= Task =
Output the full material exactly as it appears here.

##### Dataset extract #####

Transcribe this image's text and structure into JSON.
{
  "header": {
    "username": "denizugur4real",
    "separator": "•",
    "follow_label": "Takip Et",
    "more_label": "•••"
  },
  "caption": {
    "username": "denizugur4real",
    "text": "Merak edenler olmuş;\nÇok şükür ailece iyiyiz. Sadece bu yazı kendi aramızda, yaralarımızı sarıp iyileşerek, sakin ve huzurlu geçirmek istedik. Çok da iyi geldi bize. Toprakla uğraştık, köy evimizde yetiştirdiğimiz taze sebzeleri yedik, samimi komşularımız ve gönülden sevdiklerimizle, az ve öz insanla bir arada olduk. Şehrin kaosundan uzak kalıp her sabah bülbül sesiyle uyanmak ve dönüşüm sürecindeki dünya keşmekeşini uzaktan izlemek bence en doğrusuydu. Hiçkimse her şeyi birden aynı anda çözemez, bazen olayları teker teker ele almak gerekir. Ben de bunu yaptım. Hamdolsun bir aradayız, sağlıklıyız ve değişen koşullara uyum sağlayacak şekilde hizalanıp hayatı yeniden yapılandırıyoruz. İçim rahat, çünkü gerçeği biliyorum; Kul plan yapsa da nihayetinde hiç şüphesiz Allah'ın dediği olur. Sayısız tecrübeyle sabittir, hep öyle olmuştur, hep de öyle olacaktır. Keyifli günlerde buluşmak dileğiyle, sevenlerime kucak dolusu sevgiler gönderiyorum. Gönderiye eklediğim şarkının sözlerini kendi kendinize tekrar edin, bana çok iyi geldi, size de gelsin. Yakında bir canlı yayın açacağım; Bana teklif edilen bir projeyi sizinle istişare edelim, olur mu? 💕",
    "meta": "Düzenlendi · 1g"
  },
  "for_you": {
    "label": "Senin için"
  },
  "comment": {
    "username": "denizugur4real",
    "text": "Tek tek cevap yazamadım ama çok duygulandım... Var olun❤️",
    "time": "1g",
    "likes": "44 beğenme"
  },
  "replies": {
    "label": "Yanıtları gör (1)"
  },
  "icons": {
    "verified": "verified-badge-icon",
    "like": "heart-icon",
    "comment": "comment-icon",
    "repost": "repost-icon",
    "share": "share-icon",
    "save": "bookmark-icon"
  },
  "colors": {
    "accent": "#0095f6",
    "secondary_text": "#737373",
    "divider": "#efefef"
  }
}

#####

= Exercise solution =
Transcribe this image's text and structure into JSON.
{
  "header": {
    "username": "denizugur4real",
    "separator": "•",
    "follow_label": "Takip Et",
    "more_label": "•••"
  },
  "caption": {
    "username": "denizugur4real",
    "text": "Merak edenler olmuş;\nÇok şükür ailece iyiyiz. Sadece bu yazı kendi aramızda, yaralarımızı sarıp iyileşerek, sakin ve huzurlu geçirmek istedik. Çok da iyi geldi bize. Toprakla uğraştık, köy evimizde yetiştirdiğimiz taze sebzeleri yedik, samimi komşularımız ve gönülden sevdiklerimizle, az ve öz insanla bir arada olduk. Şehrin kaosundan uzak kalıp her sabah bülbül sesiyle uyanmak ve dönüşüm sürecindeki dünya keşmekeşini uzaktan izlemek bence en doğrusuydu. Hiçkimse her şeyi birden aynı anda çözemez, bazen olayları teker teker ele almak gerekir. Ben de bunu yaptım. Hamdolsun bir aradayız, sağlıklıyız ve değişen koşullara uyum sağlayacak şekilde hizalanıp hayatı yeniden yapılandırıyoruz. İçim rahat, çünkü gerçeği biliyorum; Kul plan yapsa da nihayetinde hiç şüphesiz Allah'ın dediği olur. Sayısız tecrübeyle sabittir, hep öyle olmuştur, hep de öyle olacaktır. Keyifli günlerde buluşmak dileğiyle, sevenlerime kucak dolusu sevgiler gönderiyorum. Gönderiye eklediğim şarkının sözlerini kendi kendinize tekrar edin, bana çok iyi geldi, size de gelsin. Yakında bir canlı yayın açacağım; Bana teklif edilen bir projeyi sizinle istişare edelim, olur mu? 💕",
    "meta": "Düzenlendi · 1g"
  },
  "for_you": {
    "label": "Senin için"
  },
  "comment": {
    "username": "denizugur4real",
    "text": "Tek tek cevap yazamadım ama çok duygulandım... Var olun❤️",
    "time": "1g",
    "likes": "44 beğenme"
  },
  "replies": {
    "label": "Yanıtları gör (1)"
  },
  "icons": {
    "verified": "verified-badge-icon",
    "like": "heart-icon",
    "comment": "comment-icon",
    "repost": "repost-icon",
    "share": "share-icon",
    "save": "bookmark-icon"
  },
  "colors": {
    "accent": "#0095f6",
    "secondary_text": "#737373",
    "divider": "#efefef"
  }
}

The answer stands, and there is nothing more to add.